WORK TO BE COMPLETED: Copy out each line below that has the word "trim" in it.

(Stored records)
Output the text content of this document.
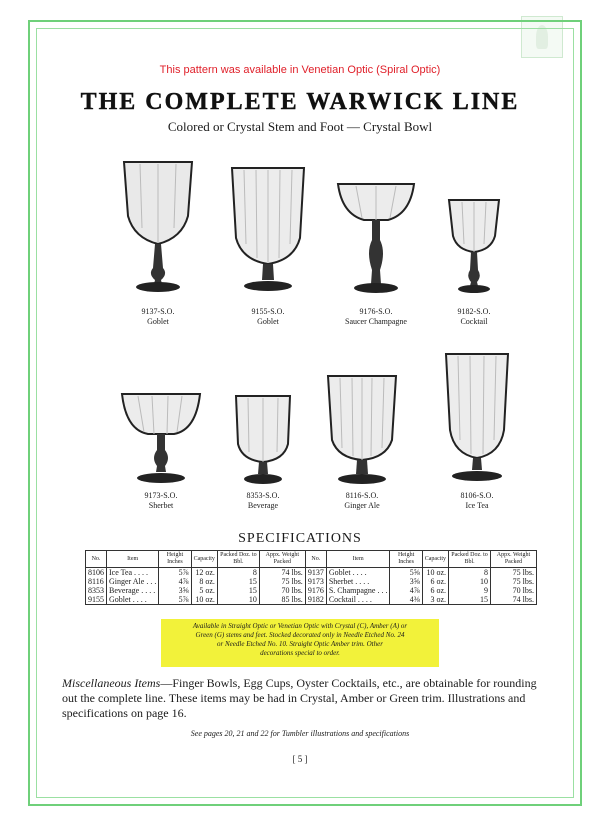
This pattern was available in Venetian Optic (Spiral Optic)
THE COMPLETE WARWICK LINE
Colored or Crystal Stem and Foot — Crystal Bowl
9137-S.O.
Goblet
9155-S.O.
Goblet
9176-S.O.
Saucer Champagne
9182-S.O.
Cocktail
9173-S.O.
Sherbet
8353-S.O.
Beverage
8116-S.O.
Ginger Ale
8106-S.O.
Ice Tea
SPECIFICATIONS
No.	Item	Height Inches	Capacity	Packed Doz. to Bbl.	Appx. Weight Packed	No.	Item	Height Inches	Capacity	Packed Doz. to Bbl.	Appx. Weight Packed
8106	Ice Tea . . . .	5⅞	12 oz.	8	74 lbs.	9137	Goblet . . . .	5⅝	10 oz.	8	75 lbs.
8116	Ginger Ale . . .	4⅞	8 oz.	15	75 lbs.	9173	Sherbet . . . .	3⅝	6 oz.	10	75 lbs.
8353	Beverage . . . .	3⅝	5 oz.	15	70 lbs.	9176	S. Champagne . . .	4⅞	6 oz.	9	70 lbs.
9155	Goblet . . . .	5⅞	10 oz.	10	85 lbs.	9182	Cocktail . . . .	4⅜	3 oz.	15	74 lbs.
Available in Straight Optic or Venetian Optic with Crystal (C), Amber (A) or
Green (G) stems and feet. Stocked decorated only in Needle Etched No. 24
or Needle Etched No. 10. Straight Optic Amber trim. Other
decorations special to order.
Miscellaneous Items—Finger Bowls, Egg Cups, Oyster Cocktails, etc., are obtainable for rounding out the complete line. These items may be had in Crystal, Amber or Green trim. Illustrations and specifications on page 16.
See pages 20, 21 and 22 for Tumbler illustrations and specifications
[ 5 ]
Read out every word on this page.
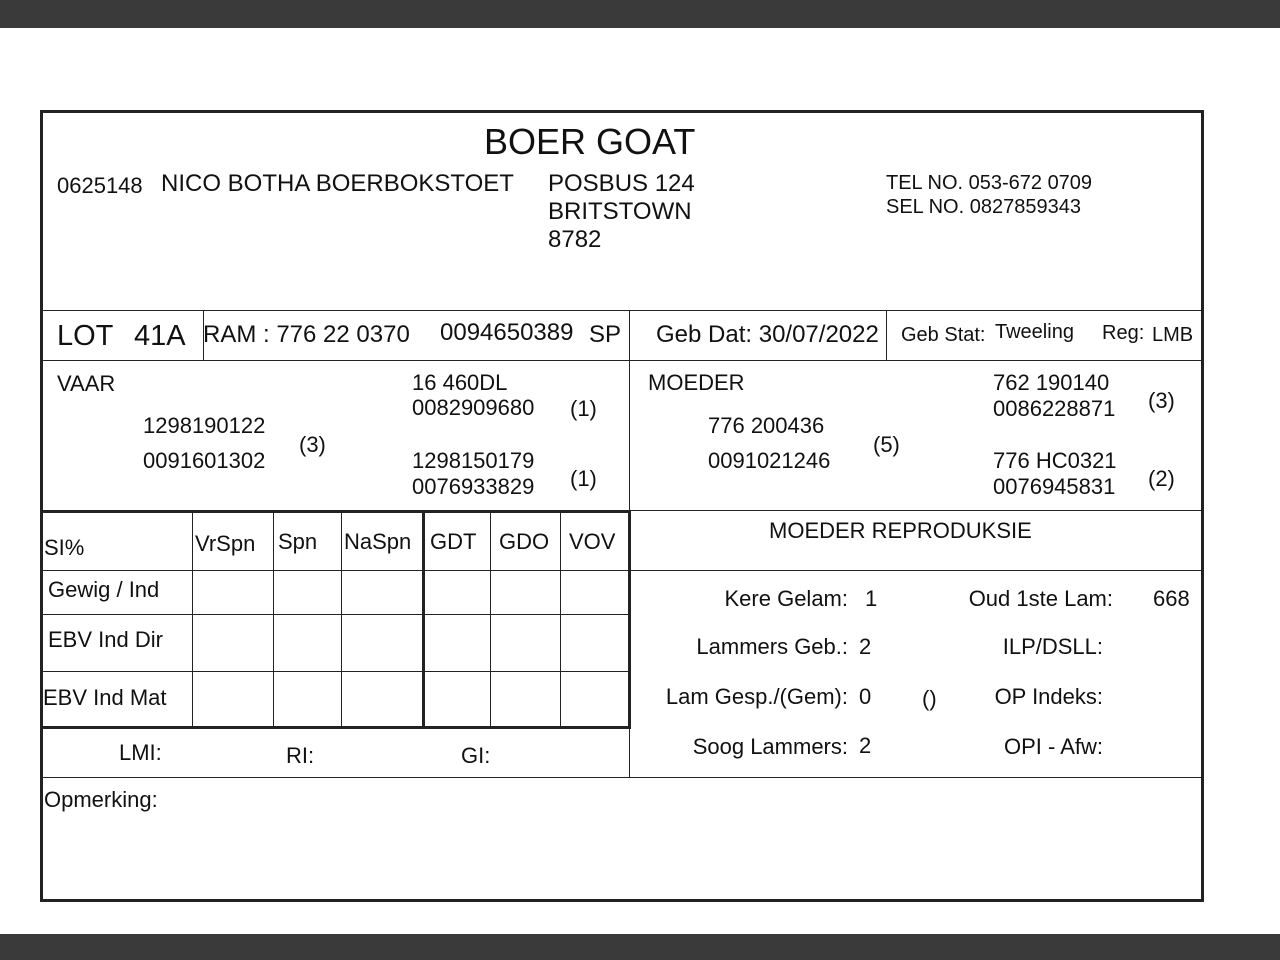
BOER GOAT
0625148 NICO BOTHA BOERBOKSTOET POSBUS 124
BRITSTOWN
8782
TEL NO. 053-672 0709
SEL NO. 0827859343
LOT 41A RAM : 776 22 0370 0094650389 SP Geb Dat: 30/07/2022 Geb Stat: Tweeling Reg: LMB
VAAR
1298190122
0091601302
(3)
16 460DL
0082909680 (1)
1298150179
0076933829 (1)
MOEDER
776 200436
0091021246
(5)
762 190140
0086228871 (3)
776 HC0321
0076945831 (2)
SI%	VrSpn Spn NaSpn GDT GDO VOV
Gewig / Ind
EBV Ind Dir
EBV Ind Mat
LMI:	RI:	GI:
MOEDER REPRODUKSIE
Kere Gelam: 1
Lammers Geb.: 2
Lam Gesp./(Gem): 0 ()
Soog Lammers: 2
Oud 1ste Lam: 668
ILP/DSLL:
OP Indeks:
OPI - Afw:
Opmerking:
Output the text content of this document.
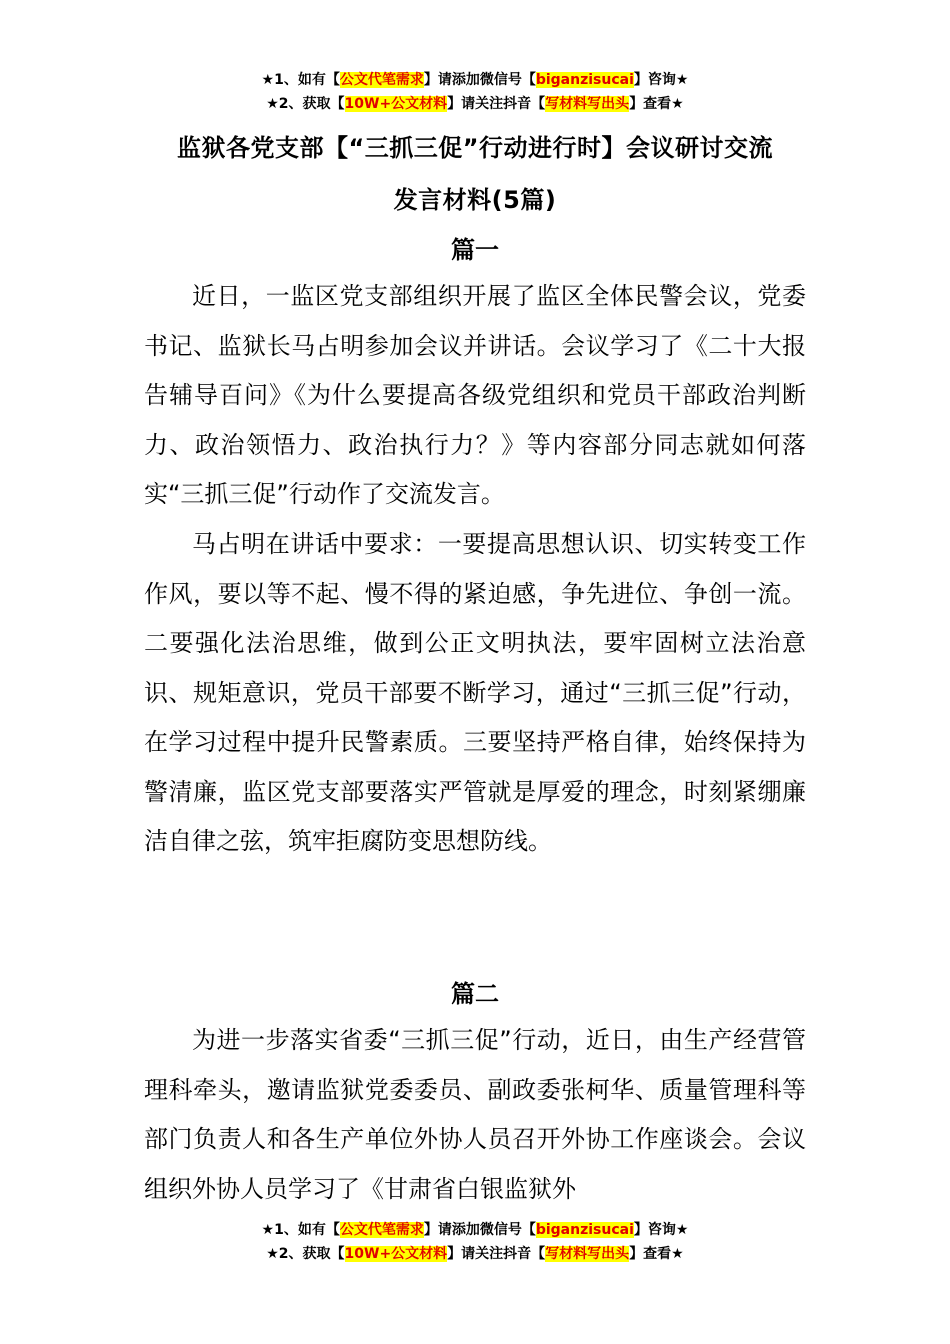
★1、如有【公文代笔需求】请添加微信号【biganzisucai】咨询★
★2、获取【10W+公文材料】请关注抖音【写材料写出头】查看★
监狱各党支部【“三抓三促”行动进行时】会议研讨交流
发言材料(5篇)
篇一

近日，一监区党支部组织开展了监区全体民警会议，党委书记、监狱长马占明参加会议并讲话。会议学习了《二十大报告辅导百问》《为什么要提高各级党组织和党员干部政治判断力、政治领悟力、政治执行力？》等内容部分同志就如何落实“三抓三促”行动作了交流发言。

马占明在讲话中要求：一要提高思想认识、切实转变工作作风，要以等不起、慢不得的紧迫感，争先进位、争创一流。二要强化法治思维，做到公正文明执法，要牢固树立法治意识、规矩意识，党员干部要不断学习，通过“三抓三促”行动，在学习过程中提升民警素质。三要坚持严格自律，始终保持为警清廉，监区党支部要落实严管就是厚爱的理念，时刻紧绷廉洁自律之弦，筑牢拒腐防变思想防线。

篇二

为进一步落实省委“三抓三促”行动，近日，由生产经营管理科牵头，邀请监狱党委委员、副政委张柯华、质量管理科等部门负责人和各生产单位外协人员召开外协工作座谈会。会议组织外协人员学习了《甘肃省白银监狱外

★1、如有【公文代笔需求】请添加微信号【biganzisucai】咨询★
★2、获取【10W+公文材料】请关注抖音【写材料写出头】查看★
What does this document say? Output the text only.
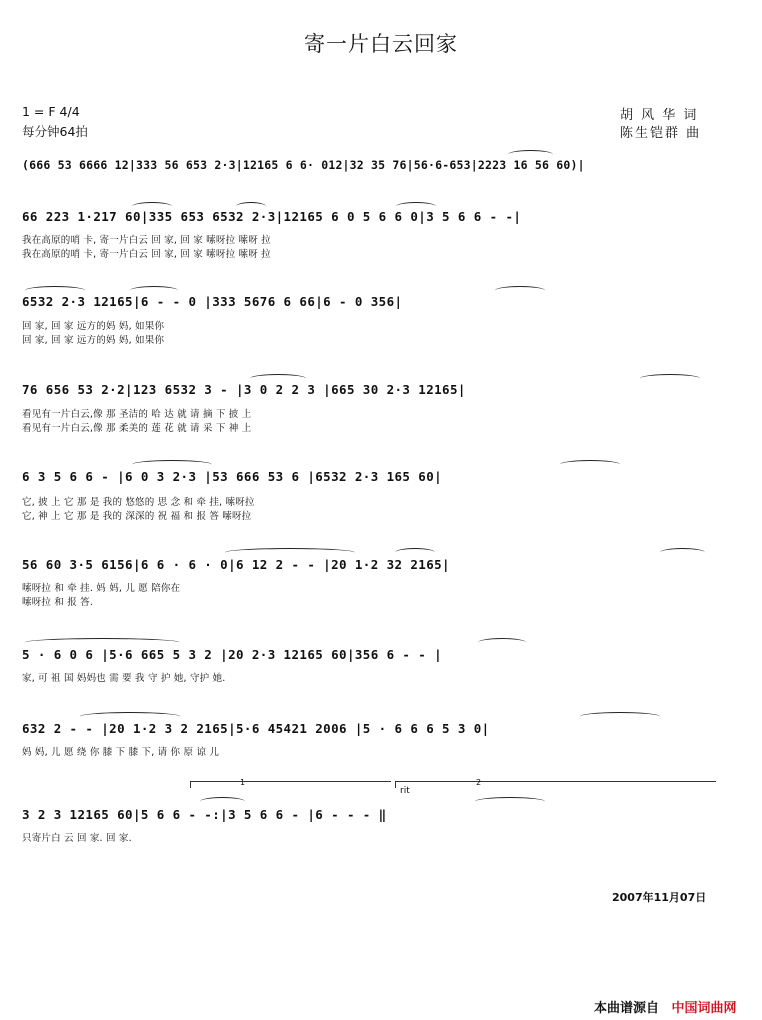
寄一片白云回家
1 = F 4/4
每分钟64拍
胡 风 华 词
陈生铠群 曲
(666 53 6666 12|333 56 653 2·3|12165 6 6· 012|32 35 76|56·6-653|2223 16 56 60)|
66 223 1·217 60|335 653 6532 2·3|12165 6 0 5 6 6 0|3 5 6 6 - -|
我在高原的哨 卡, 寄一片白云 回 家, 回 家 嗦呀拉 嗦呀 拉
我在高原的哨 卡, 寄一片白云 回 家, 回 家 嗦呀拉 嗦呀 拉
6532 2·3 12165|6 - - 0 |333 5676 6 66|6 - 0 356|
回 家, 回 家 远方的妈 妈, 如果你
回 家, 回 家 远方的妈 妈, 如果你
76 656 53 2·2|123 6532 3 - |3 0 2 2 3 |665 30 2·3 12165|
看见有一片白云,像 那 圣洁的 哈 达 就 请 摘 下 披 上
看见有一片白云,像 那 柔美的 莲 花 就 请 采 下 神 上
6 3 5 6 6 - |6 0 3 2·3 |53 666 53 6 |6532 2·3 165 60|
它, 披 上 它 那 是 我的 悠悠的 思 念 和 牵 挂, 嗦呀拉
它, 神 上 它 那 是 我的 深深的 祝 福 和 报 答 嗦呀拉
56 60 3·5 6156|6 6 · 6 · 0|6 12 2 - - |20 1·2 32 2165|
嗦呀拉 和 牵 挂. 妈 妈, 儿 愿 陪你在
嗦呀拉 和 报 答.
5 · 6 0 6 |5·6 665 5 3 2 |20 2·3 12165 60|356 6 - - |
家, 可 祖 国 妈妈也 需 要 我 守 护 她, 守护 她.
632 2 - - |20 1·2 3 2 2165|5·6 45421 2006 |5 · 6 6 6 5 3 0|
妈 妈, 儿 愿 绕 你 膝 下 膝 下, 请 你 原 谅 儿
1	2
rit
3 2 3 12165 60|5 6 6 - -:|3 5 6 6 - |6 - - - ‖
只寄片白 云 回 家. 回 家.
2007年11月07日
本曲谱源自 中国词曲网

THE SOLUTION:
or Needle Etched No. 10. Straight Optic Amber trim. Other
Miscellaneous Items—Finger Bowls, Egg Cups, Oyster Cocktails, etc., are obtainable for rounding out the complete line. These items may be had in Crystal, Amber or Green trim. Illustrations and specifications on page 16.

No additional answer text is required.